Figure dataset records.

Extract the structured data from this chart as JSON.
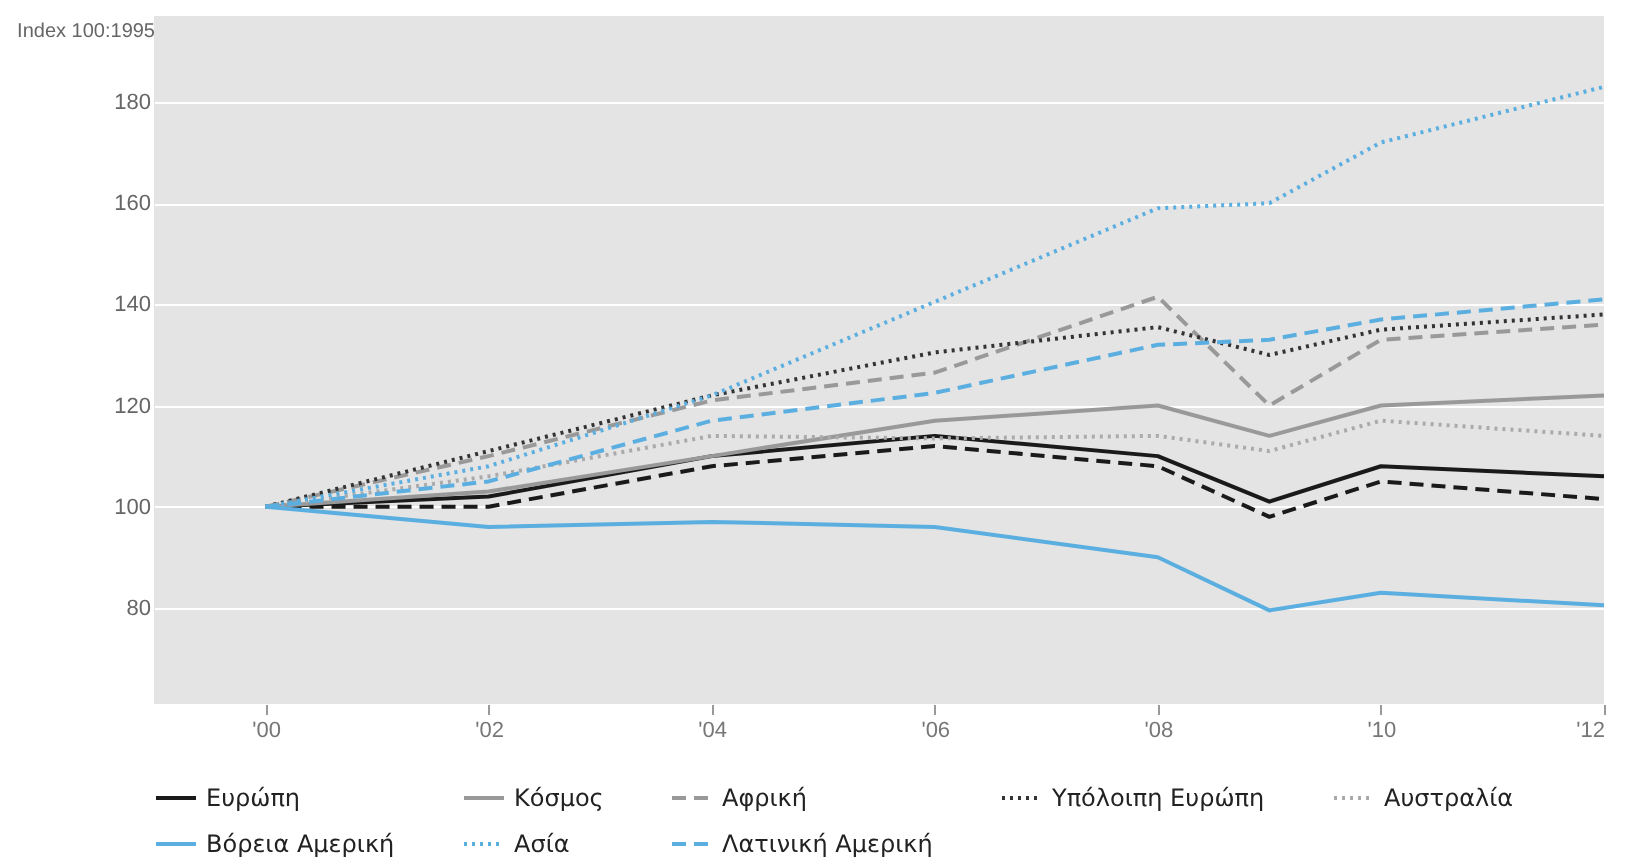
{
  "chart_data": {
    "type": "line",
    "ylabel": "Index 100:1995",
    "x": [
      2000,
      2002,
      2004,
      2006,
      2008,
      2009,
      2010,
      2012
    ],
    "xlim": [
      1999,
      2012
    ],
    "xticks": [
      {
        "value": 2000,
        "label": "'00"
      },
      {
        "value": 2002,
        "label": "'02"
      },
      {
        "value": 2004,
        "label": "'04"
      },
      {
        "value": 2006,
        "label": "'06"
      },
      {
        "value": 2008,
        "label": "'08"
      },
      {
        "value": 2010,
        "label": "'10"
      },
      {
        "value": 2012,
        "label": "'12"
      }
    ],
    "ylim": [
      61,
      197
    ],
    "yticks": [
      80,
      100,
      120,
      140,
      160,
      180
    ],
    "grid": "y",
    "legend": "bottom",
    "marker": "none",
    "series": [
      {
        "name": "Ευρώπη",
        "color": "#1a1a1a",
        "line_style": "solid",
        "values": [
          100,
          102,
          110,
          114,
          110,
          101,
          108,
          106
        ]
      },
      {
        "color": "#1a1a1a",
        "line_style": "dashed",
        "values": [
          100,
          100,
          108,
          112,
          108,
          98,
          105,
          101.5
        ]
      },
      {
        "name": "Κόσμος",
        "color": "#999999",
        "line_style": "solid",
        "values": [
          100,
          103,
          110,
          117,
          120,
          114,
          120,
          122
        ]
      },
      {
        "name": "Αφρική",
        "color": "#999999",
        "line_style": "dashed",
        "values": [
          100,
          110,
          121,
          126.5,
          141.5,
          120,
          133,
          136
        ]
      },
      {
        "name": "Υπόλοιπη Ευρώπη",
        "color": "#333333",
        "line_style": "dotted",
        "values": [
          100,
          111,
          122,
          130.5,
          135.5,
          130,
          135,
          138
        ]
      },
      {
        "name": "Αυστραλία",
        "color": "#aaaaaa",
        "line_style": "dotted",
        "values": [
          100,
          106,
          114,
          113.5,
          114,
          111,
          117,
          114
        ]
      },
      {
        "name": "Βόρεια Αμερική",
        "color": "#5aaee0",
        "line_style": "solid",
        "values": [
          100,
          96,
          97,
          96,
          90,
          79.5,
          83,
          80.5
        ]
      },
      {
        "name": "Ασία",
        "color": "#5aaee0",
        "line_style": "dotted",
        "values": [
          100,
          108,
          122,
          140.5,
          159,
          160,
          172,
          183
        ]
      },
      {
        "name": "Λατινική Αμερική",
        "color": "#5aaee0",
        "line_style": "dashed",
        "values": [
          100,
          105,
          117,
          122.5,
          132,
          133,
          137,
          141
        ]
      }
    ]
  }
}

Task requirements. Restate every record exactly, please; do not copy the pictures.

Result for this exercise.
Extract the structured data from this chart as JSON.
{
  "chart_data": {
    "type": "line",
    "ylabel": "Index 100:1995",
    "x": [
      2000,
      2002,
      2004,
      2006,
      2008,
      2009,
      2010,
      2012
    ],
    "xlim": [
      1999,
      2012
    ],
    "xticks": [
      {
        "value": 2000,
        "label": "'00"
      },
      {
        "value": 2002,
        "label": "'02"
      },
      {
        "value": 2004,
        "label": "'04"
      },
      {
        "value": 2006,
        "label": "'06"
      },
      {
        "value": 2008,
        "label": "'08"
      },
      {
        "value": 2010,
        "label": "'10"
      },
      {
        "value": 2012,
        "label": "'12"
      }
    ],
    "ylim": [
      61,
      197
    ],
    "yticks": [
      80,
      100,
      120,
      140,
      160,
      180
    ],
    "grid": "y",
    "legend": "bottom",
    "marker": "none",
    "series": [
      {
        "name": "Ευρώπη",
        "color": "#1a1a1a",
        "line_style": "solid",
        "values": [
          100,
          102,
          110,
          114,
          110,
          101,
          108,
          106
        ]
      },
      {
        "color": "#1a1a1a",
        "line_style": "dashed",
        "values": [
          100,
          100,
          108,
          112,
          108,
          98,
          105,
          101.5
        ]
      },
      {
        "name": "Κόσμος",
        "color": "#999999",
        "line_style": "solid",
        "values": [
          100,
          103,
          110,
          117,
          120,
          114,
          120,
          122
        ]
      },
      {
        "name": "Αφρική",
        "color": "#999999",
        "line_style": "dashed",
        "values": [
          100,
          110,
          121,
          126.5,
          141.5,
          120,
          133,
          136
        ]
      },
      {
        "name": "Υπόλοιπη Ευρώπη",
        "color": "#333333",
        "line_style": "dotted",
        "values": [
          100,
          111,
          122,
          130.5,
          135.5,
          130,
          135,
          138
        ]
      },
      {
        "name": "Αυστραλία",
        "color": "#aaaaaa",
        "line_style": "dotted",
        "values": [
          100,
          106,
          114,
          113.5,
          114,
          111,
          117,
          114
        ]
      },
      {
        "name": "Βόρεια Αμερική",
        "color": "#5aaee0",
        "line_style": "solid",
        "values": [
          100,
          96,
          97,
          96,
          90,
          79.5,
          83,
          80.5
        ]
      },
      {
        "name": "Ασία",
        "color": "#5aaee0",
        "line_style": "dotted",
        "values": [
          100,
          108,
          122,
          140.5,
          159,
          160,
          172,
          183
        ]
      },
      {
        "name": "Λατινική Αμερική",
        "color": "#5aaee0",
        "line_style": "dashed",
        "values": [
          100,
          105,
          117,
          122.5,
          132,
          133,
          137,
          141
        ]
      }
    ]
  }
}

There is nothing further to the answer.